======== Given records

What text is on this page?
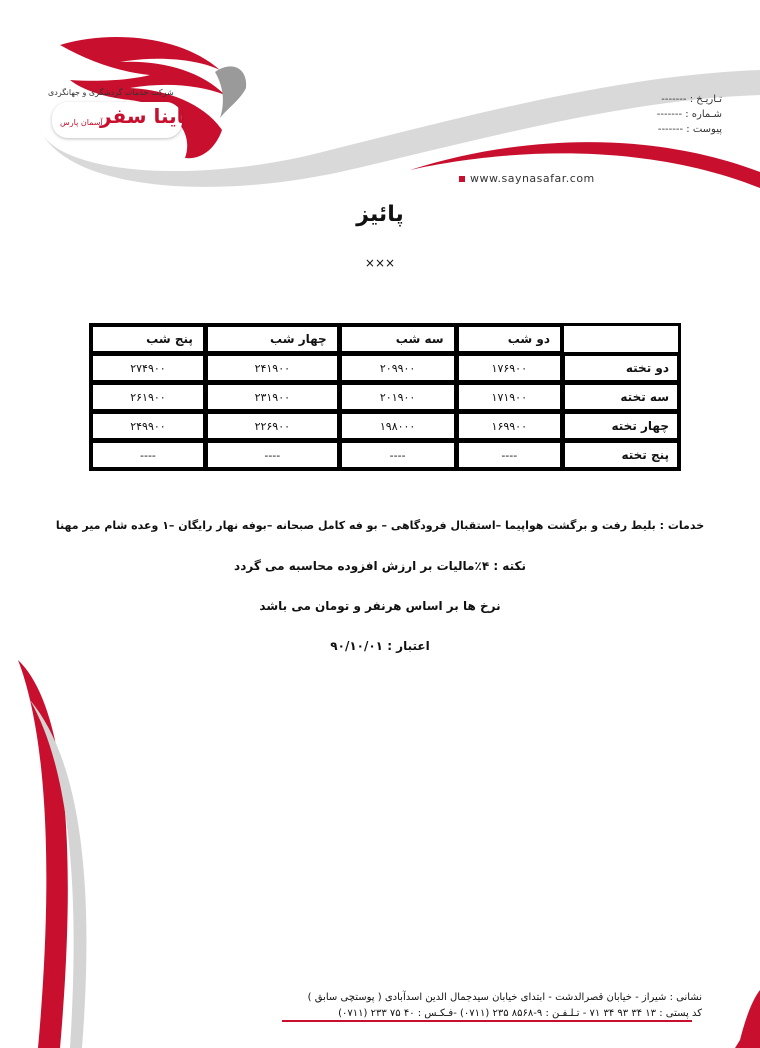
شرکت خدمات گردشگری و جهانگردی
ساینا سفر
آسمان پارس
تـاریـخ : -------
شـماره : -------
پیوست : -------
www.saynasafar.com
پائیز
×××
	دو شب	سه شب	چهار شب	پنج شب
دو تخته	۱۷۶۹۰۰	۲۰۹۹۰۰	۲۴۱۹۰۰	۲۷۴۹۰۰
سه تخته	۱۷۱۹۰۰	۲۰۱۹۰۰	۲۳۱۹۰۰	۲۶۱۹۰۰
چهار تخته	۱۶۹۹۰۰	۱۹۸۰۰۰	۲۲۶۹۰۰	۲۴۹۹۰۰
پنج تخته	----	----	----	----
خدمات : بلیط رفت و برگشت هواپیما –استقبال فرودگاهی – بو فه کامل صبحانه –بوفه نهار رایگان –۱ وعده شام میر مهنا
نکته : ۴٪مالیات بر ارزش افزوده محاسبه می گردد
نرخ ها بر اساس هرنفر و تومان می باشد
اعتبار : ۹۰/۱۰/۰۱
نشانی : شیراز - خیابان قصرالدشت - ابتدای خیابان سیدجمال الدین اسدآبادی ( پوستچی سابق )
کد پستی : ۱۳ ۳۴ ۹۳ ۳۴ ۷۱ - تـلـفـن : ۹-۸۵۶۸ ۲۳۵ (۰۷۱۱) -فـکـس : ۴۰ ۷۵ ۲۳۳ (۰۷۱۱)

================

Written problem
Copy all lines from the material that contain "تخته".

Full answer
دو تخته	۱۷۶۹۰۰	۲۰۹۹۰۰	۲۴۱۹۰۰	۲۷۴۹۰۰
سه تخته	۱۷۱۹۰۰	۲۰۱۹۰۰	۲۳۱۹۰۰	۲۶۱۹۰۰
چهار تخته	۱۶۹۹۰۰	۱۹۸۰۰۰	۲۲۶۹۰۰	۲۴۹۹۰۰
پنج تخته	----	----	----	----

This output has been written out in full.